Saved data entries
>> START

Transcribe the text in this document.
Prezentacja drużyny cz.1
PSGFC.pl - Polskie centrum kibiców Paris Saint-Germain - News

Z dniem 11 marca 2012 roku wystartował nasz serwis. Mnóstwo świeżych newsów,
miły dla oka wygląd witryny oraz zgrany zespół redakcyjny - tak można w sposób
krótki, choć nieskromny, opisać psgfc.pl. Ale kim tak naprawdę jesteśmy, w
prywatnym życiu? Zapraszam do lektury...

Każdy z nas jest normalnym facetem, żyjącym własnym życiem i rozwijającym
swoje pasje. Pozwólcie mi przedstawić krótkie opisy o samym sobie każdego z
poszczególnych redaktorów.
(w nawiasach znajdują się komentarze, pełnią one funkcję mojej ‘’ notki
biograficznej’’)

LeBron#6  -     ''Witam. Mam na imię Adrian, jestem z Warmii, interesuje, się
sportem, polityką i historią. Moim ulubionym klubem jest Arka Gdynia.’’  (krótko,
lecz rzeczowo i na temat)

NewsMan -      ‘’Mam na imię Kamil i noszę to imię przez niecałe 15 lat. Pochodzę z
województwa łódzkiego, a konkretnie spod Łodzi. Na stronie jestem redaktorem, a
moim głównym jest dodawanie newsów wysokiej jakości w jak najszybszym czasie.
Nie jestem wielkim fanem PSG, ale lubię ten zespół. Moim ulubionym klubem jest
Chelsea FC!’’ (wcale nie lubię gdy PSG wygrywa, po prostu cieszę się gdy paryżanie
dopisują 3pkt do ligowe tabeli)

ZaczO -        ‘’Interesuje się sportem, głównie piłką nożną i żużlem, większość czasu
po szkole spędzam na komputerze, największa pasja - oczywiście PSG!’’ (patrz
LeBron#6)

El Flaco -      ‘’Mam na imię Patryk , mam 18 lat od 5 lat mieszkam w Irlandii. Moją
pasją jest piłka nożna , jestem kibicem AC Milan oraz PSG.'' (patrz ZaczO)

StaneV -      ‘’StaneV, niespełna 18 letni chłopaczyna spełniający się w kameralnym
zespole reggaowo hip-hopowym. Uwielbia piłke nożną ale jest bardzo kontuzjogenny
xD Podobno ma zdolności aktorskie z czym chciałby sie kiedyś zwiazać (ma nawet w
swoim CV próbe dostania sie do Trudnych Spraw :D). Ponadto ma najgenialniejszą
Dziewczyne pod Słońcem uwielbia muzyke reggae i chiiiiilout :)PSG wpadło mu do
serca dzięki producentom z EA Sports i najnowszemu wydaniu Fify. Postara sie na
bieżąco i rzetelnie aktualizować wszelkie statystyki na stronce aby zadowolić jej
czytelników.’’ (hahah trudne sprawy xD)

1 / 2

>> END

→ Problem to work on
Extract all of the material exactly as it is written.

→ Final result
Transcribe the text in this document.
Prezentacja drużyny cz.1
PSGFC.pl - Polskie centrum kibiców Paris Saint-Germain - News

Z dniem 11 marca 2012 roku wystartował nasz serwis. Mnóstwo świeżych newsów,
miły dla oka wygląd witryny oraz zgrany zespół redakcyjny - tak można w sposób
krótki, choć nieskromny, opisać psgfc.pl. Ale kim tak naprawdę jesteśmy, w
prywatnym życiu? Zapraszam do lektury...

Każdy z nas jest normalnym facetem, żyjącym własnym życiem i rozwijającym
swoje pasje. Pozwólcie mi przedstawić krótkie opisy o samym sobie każdego z
poszczególnych redaktorów.
(w nawiasach znajdują się komentarze, pełnią one funkcję mojej ‘’ notki
biograficznej’’)

LeBron#6  -     ''Witam. Mam na imię Adrian, jestem z Warmii, interesuje, się
sportem, polityką i historią. Moim ulubionym klubem jest Arka Gdynia.’’  (krótko,
lecz rzeczowo i na temat)

NewsMan -      ‘’Mam na imię Kamil i noszę to imię przez niecałe 15 lat. Pochodzę z
województwa łódzkiego, a konkretnie spod Łodzi. Na stronie jestem redaktorem, a
moim głównym jest dodawanie newsów wysokiej jakości w jak najszybszym czasie.
Nie jestem wielkim fanem PSG, ale lubię ten zespół. Moim ulubionym klubem jest
Chelsea FC!’’ (wcale nie lubię gdy PSG wygrywa, po prostu cieszę się gdy paryżanie
dopisują 3pkt do ligowe tabeli)

ZaczO -        ‘’Interesuje się sportem, głównie piłką nożną i żużlem, większość czasu
po szkole spędzam na komputerze, największa pasja - oczywiście PSG!’’ (patrz
LeBron#6)

El Flaco -      ‘’Mam na imię Patryk , mam 18 lat od 5 lat mieszkam w Irlandii. Moją
pasją jest piłka nożna , jestem kibicem AC Milan oraz PSG.'' (patrz ZaczO)

StaneV -      ‘’StaneV, niespełna 18 letni chłopaczyna spełniający się w kameralnym
zespole reggaowo hip-hopowym. Uwielbia piłke nożną ale jest bardzo kontuzjogenny
xD Podobno ma zdolności aktorskie z czym chciałby sie kiedyś zwiazać (ma nawet w
swoim CV próbe dostania sie do Trudnych Spraw :D). Ponadto ma najgenialniejszą
Dziewczyne pod Słońcem uwielbia muzyke reggae i chiiiiilout :)PSG wpadło mu do
serca dzięki producentom z EA Sports i najnowszemu wydaniu Fify. Postara sie na
bieżąco i rzetelnie aktualizować wszelkie statystyki na stronce aby zadowolić jej
czytelników.’’ (hahah trudne sprawy xD)

1 / 2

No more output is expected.